Stored data:
────────────────

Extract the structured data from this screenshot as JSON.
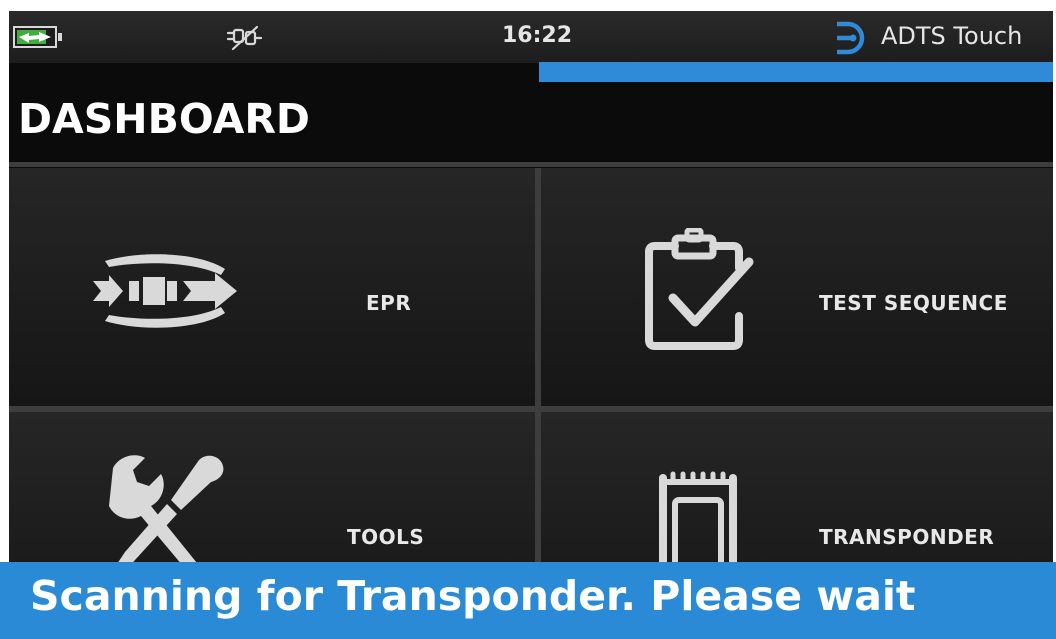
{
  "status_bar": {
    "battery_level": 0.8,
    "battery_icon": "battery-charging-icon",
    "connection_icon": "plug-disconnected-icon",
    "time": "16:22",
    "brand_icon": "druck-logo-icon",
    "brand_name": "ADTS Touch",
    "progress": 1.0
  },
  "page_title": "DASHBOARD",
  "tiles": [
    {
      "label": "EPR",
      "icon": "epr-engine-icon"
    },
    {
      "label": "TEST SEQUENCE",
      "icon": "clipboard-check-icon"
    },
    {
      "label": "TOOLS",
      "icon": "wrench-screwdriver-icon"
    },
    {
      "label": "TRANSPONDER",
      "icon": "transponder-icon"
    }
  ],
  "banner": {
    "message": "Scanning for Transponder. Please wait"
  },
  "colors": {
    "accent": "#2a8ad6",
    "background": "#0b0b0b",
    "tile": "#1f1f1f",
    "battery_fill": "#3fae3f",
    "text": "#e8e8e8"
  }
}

────────────────

__Required task__.
Return every line above in which the string "icon" occurs.

__Answer for this exercise__.
    "battery_icon": "battery-charging-icon",
    "connection_icon": "plug-disconnected-icon",
    "brand_icon": "druck-logo-icon",
      "icon": "epr-engine-icon"
      "icon": "clipboard-check-icon"
      "icon": "wrench-screwdriver-icon"
      "icon": "transponder-icon"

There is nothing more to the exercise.